| REQUEST |
Would you transcribe all of the data exactly, down to the last character?

| SUPPLIED DATA |
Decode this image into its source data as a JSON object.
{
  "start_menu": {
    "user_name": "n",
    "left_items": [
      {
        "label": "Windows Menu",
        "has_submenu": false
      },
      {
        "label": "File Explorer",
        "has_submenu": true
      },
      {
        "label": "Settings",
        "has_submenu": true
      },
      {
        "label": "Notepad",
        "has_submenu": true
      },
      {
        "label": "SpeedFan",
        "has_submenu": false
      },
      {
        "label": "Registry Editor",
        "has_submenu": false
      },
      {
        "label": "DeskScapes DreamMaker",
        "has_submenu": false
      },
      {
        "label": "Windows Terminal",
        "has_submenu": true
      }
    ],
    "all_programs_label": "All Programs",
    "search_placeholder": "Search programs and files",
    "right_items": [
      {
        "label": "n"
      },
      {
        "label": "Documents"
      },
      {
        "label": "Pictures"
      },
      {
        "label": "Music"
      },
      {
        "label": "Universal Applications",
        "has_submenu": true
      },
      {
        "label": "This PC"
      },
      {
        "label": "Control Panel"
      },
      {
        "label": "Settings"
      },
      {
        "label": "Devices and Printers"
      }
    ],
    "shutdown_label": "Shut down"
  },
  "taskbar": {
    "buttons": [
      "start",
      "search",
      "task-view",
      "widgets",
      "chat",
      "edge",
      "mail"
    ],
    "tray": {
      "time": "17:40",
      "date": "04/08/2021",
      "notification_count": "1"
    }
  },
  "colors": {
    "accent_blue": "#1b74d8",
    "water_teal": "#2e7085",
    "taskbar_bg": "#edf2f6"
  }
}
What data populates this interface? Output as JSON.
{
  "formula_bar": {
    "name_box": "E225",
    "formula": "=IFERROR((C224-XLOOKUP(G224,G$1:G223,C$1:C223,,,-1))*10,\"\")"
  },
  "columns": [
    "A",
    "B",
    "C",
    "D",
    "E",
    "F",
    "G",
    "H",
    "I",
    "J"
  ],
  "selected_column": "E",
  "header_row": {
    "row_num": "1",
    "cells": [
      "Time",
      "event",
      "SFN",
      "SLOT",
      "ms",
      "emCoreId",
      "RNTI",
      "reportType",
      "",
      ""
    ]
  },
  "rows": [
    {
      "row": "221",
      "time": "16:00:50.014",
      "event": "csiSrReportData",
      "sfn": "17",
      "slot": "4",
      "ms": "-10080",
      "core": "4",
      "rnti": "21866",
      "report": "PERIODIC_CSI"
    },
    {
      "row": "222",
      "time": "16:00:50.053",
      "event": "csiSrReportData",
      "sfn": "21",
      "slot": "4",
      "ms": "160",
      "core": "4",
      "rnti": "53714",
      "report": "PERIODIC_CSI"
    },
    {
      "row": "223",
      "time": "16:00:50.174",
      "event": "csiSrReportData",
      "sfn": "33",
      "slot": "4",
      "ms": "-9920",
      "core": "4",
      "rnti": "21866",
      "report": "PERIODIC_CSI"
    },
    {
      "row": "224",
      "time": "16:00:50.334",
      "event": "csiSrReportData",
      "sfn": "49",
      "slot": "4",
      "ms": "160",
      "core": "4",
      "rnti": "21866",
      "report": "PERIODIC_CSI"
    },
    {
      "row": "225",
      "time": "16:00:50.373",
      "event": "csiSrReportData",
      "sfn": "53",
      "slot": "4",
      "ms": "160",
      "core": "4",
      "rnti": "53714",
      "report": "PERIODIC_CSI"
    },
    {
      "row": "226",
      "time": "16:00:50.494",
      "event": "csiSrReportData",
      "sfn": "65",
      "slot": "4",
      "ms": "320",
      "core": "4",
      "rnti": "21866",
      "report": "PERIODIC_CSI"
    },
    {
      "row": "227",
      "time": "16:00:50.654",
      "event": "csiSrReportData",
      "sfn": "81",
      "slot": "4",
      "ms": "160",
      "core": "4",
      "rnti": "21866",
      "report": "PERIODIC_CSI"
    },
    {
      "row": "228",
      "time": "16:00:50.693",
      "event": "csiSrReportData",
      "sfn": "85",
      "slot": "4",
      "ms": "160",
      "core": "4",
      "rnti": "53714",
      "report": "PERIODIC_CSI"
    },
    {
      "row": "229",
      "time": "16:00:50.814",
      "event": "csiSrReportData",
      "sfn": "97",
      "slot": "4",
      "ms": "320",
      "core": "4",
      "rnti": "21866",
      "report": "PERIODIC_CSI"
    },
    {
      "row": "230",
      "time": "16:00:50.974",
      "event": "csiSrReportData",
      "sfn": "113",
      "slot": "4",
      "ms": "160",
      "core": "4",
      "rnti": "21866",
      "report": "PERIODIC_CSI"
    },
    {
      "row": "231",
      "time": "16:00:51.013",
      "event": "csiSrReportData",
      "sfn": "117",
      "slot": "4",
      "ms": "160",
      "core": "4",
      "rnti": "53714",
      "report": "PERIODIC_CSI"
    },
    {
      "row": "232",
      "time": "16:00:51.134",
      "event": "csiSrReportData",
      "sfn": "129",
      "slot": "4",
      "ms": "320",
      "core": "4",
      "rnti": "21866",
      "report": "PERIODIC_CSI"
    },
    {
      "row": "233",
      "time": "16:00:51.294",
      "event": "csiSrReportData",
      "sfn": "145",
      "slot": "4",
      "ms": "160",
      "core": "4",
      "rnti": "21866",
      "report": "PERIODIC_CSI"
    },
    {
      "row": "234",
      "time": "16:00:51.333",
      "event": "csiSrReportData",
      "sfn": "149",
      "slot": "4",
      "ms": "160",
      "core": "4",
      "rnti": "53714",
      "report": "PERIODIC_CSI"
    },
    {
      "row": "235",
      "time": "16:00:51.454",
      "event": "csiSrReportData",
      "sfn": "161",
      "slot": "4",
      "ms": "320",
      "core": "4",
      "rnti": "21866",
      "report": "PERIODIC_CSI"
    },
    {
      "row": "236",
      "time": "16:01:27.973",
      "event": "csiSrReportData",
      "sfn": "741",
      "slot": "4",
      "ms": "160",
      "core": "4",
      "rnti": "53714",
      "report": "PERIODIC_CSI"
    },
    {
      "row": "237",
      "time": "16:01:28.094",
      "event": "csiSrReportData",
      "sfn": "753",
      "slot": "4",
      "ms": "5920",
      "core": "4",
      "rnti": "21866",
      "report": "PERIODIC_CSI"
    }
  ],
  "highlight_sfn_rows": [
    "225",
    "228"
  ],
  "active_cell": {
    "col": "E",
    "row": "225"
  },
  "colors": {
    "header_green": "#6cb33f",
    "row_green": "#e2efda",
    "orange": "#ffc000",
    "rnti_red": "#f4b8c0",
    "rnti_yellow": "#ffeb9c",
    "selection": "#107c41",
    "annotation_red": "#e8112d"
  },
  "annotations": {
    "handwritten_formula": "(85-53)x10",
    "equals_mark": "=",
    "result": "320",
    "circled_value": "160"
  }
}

| ANSWER FOR THE TASK |
Decode this image into its source data as a JSON object.
{
  "start_menu": {
    "user_name": "n",
    "left_items": [
      {
        "label": "Windows Menu",
        "has_submenu": false
      },
      {
        "label": "File Explorer",
        "has_submenu": true
      },
      {
        "label": "Settings",
        "has_submenu": true
      },
      {
        "label": "Notepad",
        "has_submenu": true
      },
      {
        "label": "SpeedFan",
        "has_submenu": false
      },
      {
        "label": "Registry Editor",
        "has_submenu": false
      },
      {
        "label": "DeskScapes DreamMaker",
        "has_submenu": false
      },
      {
        "label": "Windows Terminal",
        "has_submenu": true
      }
    ],
    "all_programs_label": "All Programs",
    "search_placeholder": "Search programs and files",
    "right_items": [
      {
        "label": "n"
      },
      {
        "label": "Documents"
      },
      {
        "label": "Pictures"
      },
      {
        "label": "Music"
      },
      {
        "label": "Universal Applications",
        "has_submenu": true
      },
      {
        "label": "This PC"
      },
      {
        "label": "Control Panel"
      },
      {
        "label": "Settings"
      },
      {
        "label": "Devices and Printers"
      }
    ],
    "shutdown_label": "Shut down"
  },
  "taskbar": {
    "buttons": [
      "start",
      "search",
      "task-view",
      "widgets",
      "chat",
      "edge",
      "mail"
    ],
    "tray": {
      "time": "17:40",
      "date": "04/08/2021",
      "notification_count": "1"
    }
  },
  "colors": {
    "accent_blue": "#1b74d8",
    "water_teal": "#2e7085",
    "taskbar_bg": "#edf2f6"
  }
}
What data populates this interface? Output as JSON.
{
  "formula_bar": {
    "name_box": "E225",
    "formula": "=IFERROR((C224-XLOOKUP(G224,G$1:G223,C$1:C223,,,-1))*10,\"\")"
  },
  "columns": [
    "A",
    "B",
    "C",
    "D",
    "E",
    "F",
    "G",
    "H",
    "I",
    "J"
  ],
  "selected_column": "E",
  "header_row": {
    "row_num": "1",
    "cells": [
      "Time",
      "event",
      "SFN",
      "SLOT",
      "ms",
      "emCoreId",
      "RNTI",
      "reportType",
      "",
      ""
    ]
  },
  "rows": [
    {
      "row": "221",
      "time": "16:00:50.014",
      "event": "csiSrReportData",
      "sfn": "17",
      "slot": "4",
      "ms": "-10080",
      "core": "4",
      "rnti": "21866",
      "report": "PERIODIC_CSI"
    },
    {
      "row": "222",
      "time": "16:00:50.053",
      "event": "csiSrReportData",
      "sfn": "21",
      "slot": "4",
      "ms": "160",
      "core": "4",
      "rnti": "53714",
      "report": "PERIODIC_CSI"
    },
    {
      "row": "223",
      "time": "16:00:50.174",
      "event": "csiSrReportData",
      "sfn": "33",
      "slot": "4",
      "ms": "-9920",
      "core": "4",
      "rnti": "21866",
      "report": "PERIODIC_CSI"
    },
    {
      "row": "224",
      "time": "16:00:50.334",
      "event": "csiSrReportData",
      "sfn": "49",
      "slot": "4",
      "ms": "160",
      "core": "4",
      "rnti": "21866",
      "report": "PERIODIC_CSI"
    },
    {
      "row": "225",
      "time": "16:00:50.373",
      "event": "csiSrReportData",
      "sfn": "53",
      "slot": "4",
      "ms": "160",
      "core": "4",
      "rnti": "53714",
      "report": "PERIODIC_CSI"
    },
    {
      "row": "226",
      "time": "16:00:50.494",
      "event": "csiSrReportData",
      "sfn": "65",
      "slot": "4",
      "ms": "320",
      "core": "4",
      "rnti": "21866",
      "report": "PERIODIC_CSI"
    },
    {
      "row": "227",
      "time": "16:00:50.654",
      "event": "csiSrReportData",
      "sfn": "81",
      "slot": "4",
      "ms": "160",
      "core": "4",
      "rnti": "21866",
      "report": "PERIODIC_CSI"
    },
    {
      "row": "228",
      "time": "16:00:50.693",
      "event": "csiSrReportData",
      "sfn": "85",
      "slot": "4",
      "ms": "160",
      "core": "4",
      "rnti": "53714",
      "report": "PERIODIC_CSI"
    },
    {
      "row": "229",
      "time": "16:00:50.814",
      "event": "csiSrReportData",
      "sfn": "97",
      "slot": "4",
      "ms": "320",
      "core": "4",
      "rnti": "21866",
      "report": "PERIODIC_CSI"
    },
    {
      "row": "230",
      "time": "16:00:50.974",
      "event": "csiSrReportData",
      "sfn": "113",
      "slot": "4",
      "ms": "160",
      "core": "4",
      "rnti": "21866",
      "report": "PERIODIC_CSI"
    },
    {
      "row": "231",
      "time": "16:00:51.013",
      "event": "csiSrReportData",
      "sfn": "117",
      "slot": "4",
      "ms": "160",
      "core": "4",
      "rnti": "53714",
      "report": "PERIODIC_CSI"
    },
    {
      "row": "232",
      "time": "16:00:51.134",
      "event": "csiSrReportData",
      "sfn": "129",
      "slot": "4",
      "ms": "320",
      "core": "4",
      "rnti": "21866",
      "report": "PERIODIC_CSI"
    },
    {
      "row": "233",
      "time": "16:00:51.294",
      "event": "csiSrReportData",
      "sfn": "145",
      "slot": "4",
      "ms": "160",
      "core": "4",
      "rnti": "21866",
      "report": "PERIODIC_CSI"
    },
    {
      "row": "234",
      "time": "16:00:51.333",
      "event": "csiSrReportData",
      "sfn": "149",
      "slot": "4",
      "ms": "160",
      "core": "4",
      "rnti": "53714",
      "report": "PERIODIC_CSI"
    },
    {
      "row": "235",
      "time": "16:00:51.454",
      "event": "csiSrReportData",
      "sfn": "161",
      "slot": "4",
      "ms": "320",
      "core": "4",
      "rnti": "21866",
      "report": "PERIODIC_CSI"
    },
    {
      "row": "236",
      "time": "16:01:27.973",
      "event": "csiSrReportData",
      "sfn": "741",
      "slot": "4",
      "ms": "160",
      "core": "4",
      "rnti": "53714",
      "report": "PERIODIC_CSI"
    },
    {
      "row": "237",
      "time": "16:01:28.094",
      "event": "csiSrReportData",
      "sfn": "753",
      "slot": "4",
      "ms": "5920",
      "core": "4",
      "rnti": "21866",
      "report": "PERIODIC_CSI"
    }
  ],
  "highlight_sfn_rows": [
    "225",
    "228"
  ],
  "active_cell": {
    "col": "E",
    "row": "225"
  },
  "colors": {
    "header_green": "#6cb33f",
    "row_green": "#e2efda",
    "orange": "#ffc000",
    "rnti_red": "#f4b8c0",
    "rnti_yellow": "#ffeb9c",
    "selection": "#107c41",
    "annotation_red": "#e8112d"
  },
  "annotations": {
    "handwritten_formula": "(85-53)x10",
    "equals_mark": "=",
    "result": "320",
    "circled_value": "160"
  }
}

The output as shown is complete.